:: Problem to work on ::
Tally every line of the material that includes "South", then give the tally and nothing else.
<<<<
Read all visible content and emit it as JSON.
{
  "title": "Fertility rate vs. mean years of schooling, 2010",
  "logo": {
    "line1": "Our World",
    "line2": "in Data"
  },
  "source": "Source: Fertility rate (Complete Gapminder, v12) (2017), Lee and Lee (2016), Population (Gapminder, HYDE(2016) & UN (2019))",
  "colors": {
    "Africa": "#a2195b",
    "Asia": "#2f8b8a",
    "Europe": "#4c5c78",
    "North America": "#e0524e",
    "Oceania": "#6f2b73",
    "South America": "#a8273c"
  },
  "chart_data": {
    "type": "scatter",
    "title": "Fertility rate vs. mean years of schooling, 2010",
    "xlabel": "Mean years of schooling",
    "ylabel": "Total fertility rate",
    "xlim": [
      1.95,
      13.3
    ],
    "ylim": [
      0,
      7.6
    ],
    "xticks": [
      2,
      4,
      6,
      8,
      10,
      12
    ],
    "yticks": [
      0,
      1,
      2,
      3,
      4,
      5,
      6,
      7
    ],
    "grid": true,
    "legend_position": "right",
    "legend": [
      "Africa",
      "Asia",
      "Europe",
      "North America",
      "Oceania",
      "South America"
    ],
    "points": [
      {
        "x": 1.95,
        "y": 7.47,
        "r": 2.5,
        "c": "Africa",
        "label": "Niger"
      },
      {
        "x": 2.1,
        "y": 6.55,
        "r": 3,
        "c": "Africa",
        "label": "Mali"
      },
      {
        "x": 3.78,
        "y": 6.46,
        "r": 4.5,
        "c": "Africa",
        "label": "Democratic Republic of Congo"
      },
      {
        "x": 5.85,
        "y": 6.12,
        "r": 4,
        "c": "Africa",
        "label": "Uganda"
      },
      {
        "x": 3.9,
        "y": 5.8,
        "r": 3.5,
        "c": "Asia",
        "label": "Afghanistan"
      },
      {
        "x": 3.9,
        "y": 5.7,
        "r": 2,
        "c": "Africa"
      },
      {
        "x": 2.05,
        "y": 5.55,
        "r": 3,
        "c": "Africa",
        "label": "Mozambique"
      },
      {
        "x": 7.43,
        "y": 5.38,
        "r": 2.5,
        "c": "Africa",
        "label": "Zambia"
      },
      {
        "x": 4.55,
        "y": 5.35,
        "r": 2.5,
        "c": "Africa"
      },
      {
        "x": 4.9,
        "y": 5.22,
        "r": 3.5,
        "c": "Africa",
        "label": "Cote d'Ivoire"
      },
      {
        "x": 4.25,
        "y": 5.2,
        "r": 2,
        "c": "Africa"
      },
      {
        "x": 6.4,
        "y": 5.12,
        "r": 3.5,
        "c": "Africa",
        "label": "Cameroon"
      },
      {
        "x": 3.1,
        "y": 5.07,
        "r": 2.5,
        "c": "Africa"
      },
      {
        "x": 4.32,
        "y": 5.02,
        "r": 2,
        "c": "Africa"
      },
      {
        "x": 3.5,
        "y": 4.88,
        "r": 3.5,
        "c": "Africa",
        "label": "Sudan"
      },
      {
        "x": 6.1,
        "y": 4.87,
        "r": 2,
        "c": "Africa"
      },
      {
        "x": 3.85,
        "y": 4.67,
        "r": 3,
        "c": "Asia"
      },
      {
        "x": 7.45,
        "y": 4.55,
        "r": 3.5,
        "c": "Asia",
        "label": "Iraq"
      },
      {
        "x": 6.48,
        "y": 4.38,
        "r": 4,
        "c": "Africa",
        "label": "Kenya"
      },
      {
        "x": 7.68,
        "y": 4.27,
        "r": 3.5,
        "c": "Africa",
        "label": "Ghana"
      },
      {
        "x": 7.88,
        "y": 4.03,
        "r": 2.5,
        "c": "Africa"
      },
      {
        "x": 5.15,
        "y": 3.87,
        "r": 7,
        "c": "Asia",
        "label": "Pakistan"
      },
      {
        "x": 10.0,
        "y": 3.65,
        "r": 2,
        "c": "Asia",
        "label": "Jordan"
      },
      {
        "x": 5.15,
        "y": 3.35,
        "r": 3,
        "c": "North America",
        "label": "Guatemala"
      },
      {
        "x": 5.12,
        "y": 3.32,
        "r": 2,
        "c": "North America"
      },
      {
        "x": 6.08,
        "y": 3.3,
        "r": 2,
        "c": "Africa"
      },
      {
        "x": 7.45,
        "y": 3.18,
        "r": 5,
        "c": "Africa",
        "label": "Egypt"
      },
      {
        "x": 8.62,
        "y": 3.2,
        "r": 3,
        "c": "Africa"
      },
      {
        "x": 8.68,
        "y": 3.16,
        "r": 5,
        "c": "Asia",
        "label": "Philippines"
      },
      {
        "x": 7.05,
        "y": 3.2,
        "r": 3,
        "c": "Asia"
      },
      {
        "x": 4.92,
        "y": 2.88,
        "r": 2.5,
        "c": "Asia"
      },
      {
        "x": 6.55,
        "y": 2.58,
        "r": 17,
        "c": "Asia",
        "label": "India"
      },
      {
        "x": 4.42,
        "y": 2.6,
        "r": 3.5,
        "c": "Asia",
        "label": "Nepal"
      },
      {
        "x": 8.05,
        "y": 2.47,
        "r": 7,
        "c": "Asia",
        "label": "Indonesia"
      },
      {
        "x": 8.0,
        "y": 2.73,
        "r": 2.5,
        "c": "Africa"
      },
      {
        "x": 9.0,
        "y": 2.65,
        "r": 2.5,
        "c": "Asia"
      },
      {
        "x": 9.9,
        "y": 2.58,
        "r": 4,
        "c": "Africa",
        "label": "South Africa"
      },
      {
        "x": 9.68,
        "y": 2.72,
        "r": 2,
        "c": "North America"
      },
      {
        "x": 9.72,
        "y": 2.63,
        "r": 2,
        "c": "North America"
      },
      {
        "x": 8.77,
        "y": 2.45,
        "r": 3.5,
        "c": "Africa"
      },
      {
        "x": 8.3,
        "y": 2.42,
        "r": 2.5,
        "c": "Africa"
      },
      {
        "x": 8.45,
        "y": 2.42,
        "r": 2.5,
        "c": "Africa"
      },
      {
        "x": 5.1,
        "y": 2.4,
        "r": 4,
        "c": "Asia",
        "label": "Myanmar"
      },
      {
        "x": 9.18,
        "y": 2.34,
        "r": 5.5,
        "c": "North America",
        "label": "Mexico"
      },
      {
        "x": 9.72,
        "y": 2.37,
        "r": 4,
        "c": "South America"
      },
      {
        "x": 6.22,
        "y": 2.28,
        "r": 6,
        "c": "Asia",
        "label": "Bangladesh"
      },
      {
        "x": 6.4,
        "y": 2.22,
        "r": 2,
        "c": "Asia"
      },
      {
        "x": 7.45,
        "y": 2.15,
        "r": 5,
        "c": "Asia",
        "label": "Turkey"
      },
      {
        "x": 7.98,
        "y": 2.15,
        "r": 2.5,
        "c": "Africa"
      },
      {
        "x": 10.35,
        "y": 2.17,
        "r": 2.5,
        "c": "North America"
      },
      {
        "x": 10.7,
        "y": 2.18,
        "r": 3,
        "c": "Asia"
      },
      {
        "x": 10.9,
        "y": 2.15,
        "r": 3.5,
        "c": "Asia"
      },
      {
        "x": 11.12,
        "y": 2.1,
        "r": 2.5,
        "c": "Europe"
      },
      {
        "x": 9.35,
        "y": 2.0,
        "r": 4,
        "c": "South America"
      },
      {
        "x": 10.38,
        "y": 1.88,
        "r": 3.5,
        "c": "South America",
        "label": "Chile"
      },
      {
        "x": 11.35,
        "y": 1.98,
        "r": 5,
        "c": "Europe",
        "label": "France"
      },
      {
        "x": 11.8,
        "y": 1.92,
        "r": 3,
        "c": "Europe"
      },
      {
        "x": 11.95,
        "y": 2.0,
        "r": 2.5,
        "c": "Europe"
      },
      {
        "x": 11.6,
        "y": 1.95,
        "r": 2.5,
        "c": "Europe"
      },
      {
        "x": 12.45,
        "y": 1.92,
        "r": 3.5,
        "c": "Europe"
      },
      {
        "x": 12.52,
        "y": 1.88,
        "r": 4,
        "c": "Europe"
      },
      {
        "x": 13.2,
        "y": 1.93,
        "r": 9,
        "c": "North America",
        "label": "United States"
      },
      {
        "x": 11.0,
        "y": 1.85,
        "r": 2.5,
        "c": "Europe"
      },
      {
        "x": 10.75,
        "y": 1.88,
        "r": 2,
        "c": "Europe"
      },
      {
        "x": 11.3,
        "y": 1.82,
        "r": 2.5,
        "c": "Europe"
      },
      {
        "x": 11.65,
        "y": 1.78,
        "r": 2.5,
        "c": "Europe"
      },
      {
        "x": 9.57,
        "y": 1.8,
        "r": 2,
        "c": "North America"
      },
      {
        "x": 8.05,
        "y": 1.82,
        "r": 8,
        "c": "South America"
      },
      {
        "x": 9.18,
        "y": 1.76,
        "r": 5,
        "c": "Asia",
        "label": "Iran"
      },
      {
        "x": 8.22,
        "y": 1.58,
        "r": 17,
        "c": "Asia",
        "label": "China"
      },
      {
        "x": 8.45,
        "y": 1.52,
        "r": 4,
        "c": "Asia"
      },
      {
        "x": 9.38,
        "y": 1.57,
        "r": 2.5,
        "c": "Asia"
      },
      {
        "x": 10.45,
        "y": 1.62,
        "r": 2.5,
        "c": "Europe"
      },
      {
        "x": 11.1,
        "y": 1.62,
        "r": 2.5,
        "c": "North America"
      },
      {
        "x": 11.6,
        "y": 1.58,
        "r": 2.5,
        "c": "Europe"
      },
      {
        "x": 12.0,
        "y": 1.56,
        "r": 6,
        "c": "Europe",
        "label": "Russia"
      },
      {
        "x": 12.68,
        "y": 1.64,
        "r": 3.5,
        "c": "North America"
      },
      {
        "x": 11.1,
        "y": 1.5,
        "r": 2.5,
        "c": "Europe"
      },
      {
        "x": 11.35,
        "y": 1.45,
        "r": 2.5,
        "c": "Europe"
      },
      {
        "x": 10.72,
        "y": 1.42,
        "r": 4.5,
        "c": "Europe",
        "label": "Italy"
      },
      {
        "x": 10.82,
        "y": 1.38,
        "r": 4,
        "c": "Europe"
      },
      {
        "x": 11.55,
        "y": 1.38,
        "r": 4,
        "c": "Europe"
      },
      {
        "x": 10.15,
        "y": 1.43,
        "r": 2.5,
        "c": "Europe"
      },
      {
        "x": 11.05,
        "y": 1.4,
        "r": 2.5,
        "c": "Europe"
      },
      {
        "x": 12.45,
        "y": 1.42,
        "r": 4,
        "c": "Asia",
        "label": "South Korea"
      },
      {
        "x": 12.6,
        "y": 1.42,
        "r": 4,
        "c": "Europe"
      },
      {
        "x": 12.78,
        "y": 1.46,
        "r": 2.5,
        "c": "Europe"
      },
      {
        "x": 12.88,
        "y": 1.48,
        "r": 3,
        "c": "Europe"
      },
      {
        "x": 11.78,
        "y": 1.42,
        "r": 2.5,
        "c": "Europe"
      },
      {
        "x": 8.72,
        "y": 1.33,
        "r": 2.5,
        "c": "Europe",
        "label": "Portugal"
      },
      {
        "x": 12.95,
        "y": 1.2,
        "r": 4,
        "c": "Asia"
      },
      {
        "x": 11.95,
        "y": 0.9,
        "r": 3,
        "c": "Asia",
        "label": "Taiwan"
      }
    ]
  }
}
>>>>
:: Response ::
8